Stored entries
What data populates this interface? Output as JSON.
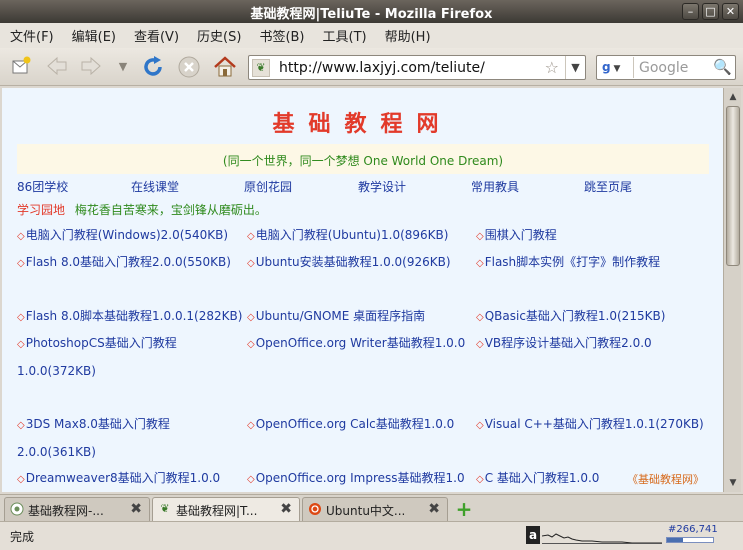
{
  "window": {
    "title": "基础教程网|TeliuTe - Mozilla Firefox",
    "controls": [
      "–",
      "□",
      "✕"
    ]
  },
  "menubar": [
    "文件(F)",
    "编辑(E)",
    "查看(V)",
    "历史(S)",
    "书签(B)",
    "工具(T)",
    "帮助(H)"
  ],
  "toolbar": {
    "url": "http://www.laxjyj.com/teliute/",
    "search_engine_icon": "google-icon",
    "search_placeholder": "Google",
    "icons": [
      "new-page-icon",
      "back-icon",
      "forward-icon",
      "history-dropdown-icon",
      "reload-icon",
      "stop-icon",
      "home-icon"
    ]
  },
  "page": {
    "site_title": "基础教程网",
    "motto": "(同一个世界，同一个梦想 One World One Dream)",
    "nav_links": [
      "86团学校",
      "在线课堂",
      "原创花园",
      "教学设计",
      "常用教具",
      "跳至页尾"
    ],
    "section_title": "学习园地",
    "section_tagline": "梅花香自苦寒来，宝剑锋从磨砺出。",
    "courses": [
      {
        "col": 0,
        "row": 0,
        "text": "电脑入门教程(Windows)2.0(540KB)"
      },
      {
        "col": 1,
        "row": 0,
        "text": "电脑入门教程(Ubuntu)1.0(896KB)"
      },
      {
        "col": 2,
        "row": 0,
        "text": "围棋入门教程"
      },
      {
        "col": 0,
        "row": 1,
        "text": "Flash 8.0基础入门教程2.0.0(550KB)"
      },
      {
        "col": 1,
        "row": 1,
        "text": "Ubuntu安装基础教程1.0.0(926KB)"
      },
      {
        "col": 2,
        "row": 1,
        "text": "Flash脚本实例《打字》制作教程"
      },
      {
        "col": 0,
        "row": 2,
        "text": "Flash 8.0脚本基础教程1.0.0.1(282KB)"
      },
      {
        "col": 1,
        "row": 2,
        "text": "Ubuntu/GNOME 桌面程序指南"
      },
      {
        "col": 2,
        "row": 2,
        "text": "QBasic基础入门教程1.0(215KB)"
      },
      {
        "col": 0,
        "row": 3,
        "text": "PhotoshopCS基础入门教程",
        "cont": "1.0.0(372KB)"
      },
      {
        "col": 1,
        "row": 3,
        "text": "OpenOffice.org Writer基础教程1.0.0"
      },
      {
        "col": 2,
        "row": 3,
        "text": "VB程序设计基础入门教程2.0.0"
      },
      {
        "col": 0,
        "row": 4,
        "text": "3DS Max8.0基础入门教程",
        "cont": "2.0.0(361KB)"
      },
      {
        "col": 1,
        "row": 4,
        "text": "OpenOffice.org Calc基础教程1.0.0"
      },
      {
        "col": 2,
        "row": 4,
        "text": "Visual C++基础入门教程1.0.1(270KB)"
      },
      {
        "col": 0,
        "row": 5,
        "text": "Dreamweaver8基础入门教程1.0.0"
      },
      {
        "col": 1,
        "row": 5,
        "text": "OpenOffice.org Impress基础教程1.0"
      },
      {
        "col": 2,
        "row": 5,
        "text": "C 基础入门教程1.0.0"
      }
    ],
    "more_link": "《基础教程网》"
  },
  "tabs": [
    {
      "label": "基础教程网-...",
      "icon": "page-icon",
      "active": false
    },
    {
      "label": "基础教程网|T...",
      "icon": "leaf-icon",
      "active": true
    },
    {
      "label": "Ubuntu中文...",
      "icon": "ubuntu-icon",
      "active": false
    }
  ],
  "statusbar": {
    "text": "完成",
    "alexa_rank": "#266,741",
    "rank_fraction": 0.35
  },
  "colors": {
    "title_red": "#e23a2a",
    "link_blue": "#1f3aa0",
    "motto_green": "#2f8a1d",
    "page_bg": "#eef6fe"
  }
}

> **WORK TO BE COMPLETED**: In the data above, how many lines contain the string "基础教程网"? Answer with the number only.

> **CORRECT RESPONSE**: 5